▶ [REQUIRED TASK] Filter this data down to the lines that hold "bell", and copy them.

▶ [EXERCISE INPUTS]

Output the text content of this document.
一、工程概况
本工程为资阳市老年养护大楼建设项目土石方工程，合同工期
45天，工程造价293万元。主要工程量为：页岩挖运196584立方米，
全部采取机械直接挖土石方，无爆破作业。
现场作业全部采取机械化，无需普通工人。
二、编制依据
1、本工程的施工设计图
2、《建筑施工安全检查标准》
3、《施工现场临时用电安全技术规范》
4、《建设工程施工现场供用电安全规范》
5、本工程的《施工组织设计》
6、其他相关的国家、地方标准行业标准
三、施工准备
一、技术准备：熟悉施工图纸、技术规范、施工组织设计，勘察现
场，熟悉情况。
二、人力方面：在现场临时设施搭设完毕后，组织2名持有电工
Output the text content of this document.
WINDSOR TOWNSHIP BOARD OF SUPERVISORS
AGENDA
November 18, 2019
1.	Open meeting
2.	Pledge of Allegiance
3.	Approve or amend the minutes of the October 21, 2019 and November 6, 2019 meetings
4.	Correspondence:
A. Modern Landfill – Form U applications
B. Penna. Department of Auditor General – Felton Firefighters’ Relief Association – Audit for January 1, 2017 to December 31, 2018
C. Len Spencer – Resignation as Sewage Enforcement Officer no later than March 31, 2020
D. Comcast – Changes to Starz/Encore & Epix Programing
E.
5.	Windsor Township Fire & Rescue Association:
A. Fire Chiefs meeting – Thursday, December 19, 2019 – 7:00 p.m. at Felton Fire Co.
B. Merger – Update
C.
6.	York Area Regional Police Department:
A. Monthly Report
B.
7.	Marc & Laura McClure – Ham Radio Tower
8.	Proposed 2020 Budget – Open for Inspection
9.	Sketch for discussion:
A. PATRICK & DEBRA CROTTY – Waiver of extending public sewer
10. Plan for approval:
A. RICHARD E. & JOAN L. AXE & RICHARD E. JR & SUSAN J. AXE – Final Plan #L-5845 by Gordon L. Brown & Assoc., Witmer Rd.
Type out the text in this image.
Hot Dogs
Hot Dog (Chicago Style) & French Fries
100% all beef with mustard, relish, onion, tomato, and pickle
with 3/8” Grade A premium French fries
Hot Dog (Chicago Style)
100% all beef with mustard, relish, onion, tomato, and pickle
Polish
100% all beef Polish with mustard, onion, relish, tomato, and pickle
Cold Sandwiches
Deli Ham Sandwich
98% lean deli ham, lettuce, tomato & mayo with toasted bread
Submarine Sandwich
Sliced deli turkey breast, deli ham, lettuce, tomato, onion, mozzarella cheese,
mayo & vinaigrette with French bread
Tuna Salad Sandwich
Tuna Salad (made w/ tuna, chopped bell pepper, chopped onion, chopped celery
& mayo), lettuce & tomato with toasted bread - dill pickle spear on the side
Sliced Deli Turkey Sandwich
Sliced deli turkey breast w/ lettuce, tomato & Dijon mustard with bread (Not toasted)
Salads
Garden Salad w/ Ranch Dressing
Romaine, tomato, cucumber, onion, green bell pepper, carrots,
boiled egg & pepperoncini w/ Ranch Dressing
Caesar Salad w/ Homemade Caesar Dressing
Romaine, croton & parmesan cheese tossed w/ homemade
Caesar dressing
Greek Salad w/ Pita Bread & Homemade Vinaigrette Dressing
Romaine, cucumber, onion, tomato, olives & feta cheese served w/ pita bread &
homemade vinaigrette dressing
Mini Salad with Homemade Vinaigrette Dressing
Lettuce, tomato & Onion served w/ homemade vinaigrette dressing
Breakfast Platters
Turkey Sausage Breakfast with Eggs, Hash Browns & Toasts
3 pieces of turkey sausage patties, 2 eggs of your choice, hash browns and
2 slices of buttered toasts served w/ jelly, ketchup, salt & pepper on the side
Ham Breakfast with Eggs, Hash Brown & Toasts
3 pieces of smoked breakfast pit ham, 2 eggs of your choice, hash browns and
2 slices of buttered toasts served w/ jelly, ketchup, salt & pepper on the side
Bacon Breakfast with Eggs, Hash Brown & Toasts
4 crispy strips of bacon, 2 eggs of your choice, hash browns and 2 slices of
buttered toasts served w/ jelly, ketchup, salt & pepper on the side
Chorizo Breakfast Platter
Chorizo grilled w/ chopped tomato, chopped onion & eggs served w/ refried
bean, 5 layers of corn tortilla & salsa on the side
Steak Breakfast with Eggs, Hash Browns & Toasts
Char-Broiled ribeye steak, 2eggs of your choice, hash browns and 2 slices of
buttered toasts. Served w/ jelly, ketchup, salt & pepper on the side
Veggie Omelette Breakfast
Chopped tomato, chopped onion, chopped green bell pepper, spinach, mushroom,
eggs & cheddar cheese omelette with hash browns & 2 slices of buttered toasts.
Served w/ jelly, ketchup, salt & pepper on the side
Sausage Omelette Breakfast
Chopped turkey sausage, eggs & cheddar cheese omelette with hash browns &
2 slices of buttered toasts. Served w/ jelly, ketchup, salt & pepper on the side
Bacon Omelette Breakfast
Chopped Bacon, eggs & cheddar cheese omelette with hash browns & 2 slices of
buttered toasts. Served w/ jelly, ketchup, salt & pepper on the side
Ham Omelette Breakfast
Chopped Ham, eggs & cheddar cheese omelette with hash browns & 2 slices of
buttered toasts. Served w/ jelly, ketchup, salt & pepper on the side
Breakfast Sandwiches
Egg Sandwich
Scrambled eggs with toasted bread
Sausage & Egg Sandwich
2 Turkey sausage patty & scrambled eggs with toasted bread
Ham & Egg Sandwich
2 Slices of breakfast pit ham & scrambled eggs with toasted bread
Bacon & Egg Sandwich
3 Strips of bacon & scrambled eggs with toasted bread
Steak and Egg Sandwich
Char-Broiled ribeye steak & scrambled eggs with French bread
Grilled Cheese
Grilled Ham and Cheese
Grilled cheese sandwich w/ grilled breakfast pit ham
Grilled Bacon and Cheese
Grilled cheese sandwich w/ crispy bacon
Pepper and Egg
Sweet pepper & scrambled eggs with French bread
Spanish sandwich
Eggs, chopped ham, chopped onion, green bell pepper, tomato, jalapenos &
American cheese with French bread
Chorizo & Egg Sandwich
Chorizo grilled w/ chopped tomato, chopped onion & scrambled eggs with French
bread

▶ [THE SOLUTION]
Tuna Salad (made w/ tuna, chopped bell pepper, chopped onion, chopped celery
Romaine, tomato, cucumber, onion, green bell pepper, carrots,
Chopped tomato, chopped onion, chopped green bell pepper, spinach, mushroom,
Eggs, chopped ham, chopped onion, green bell pepper, tomato, jalapenos &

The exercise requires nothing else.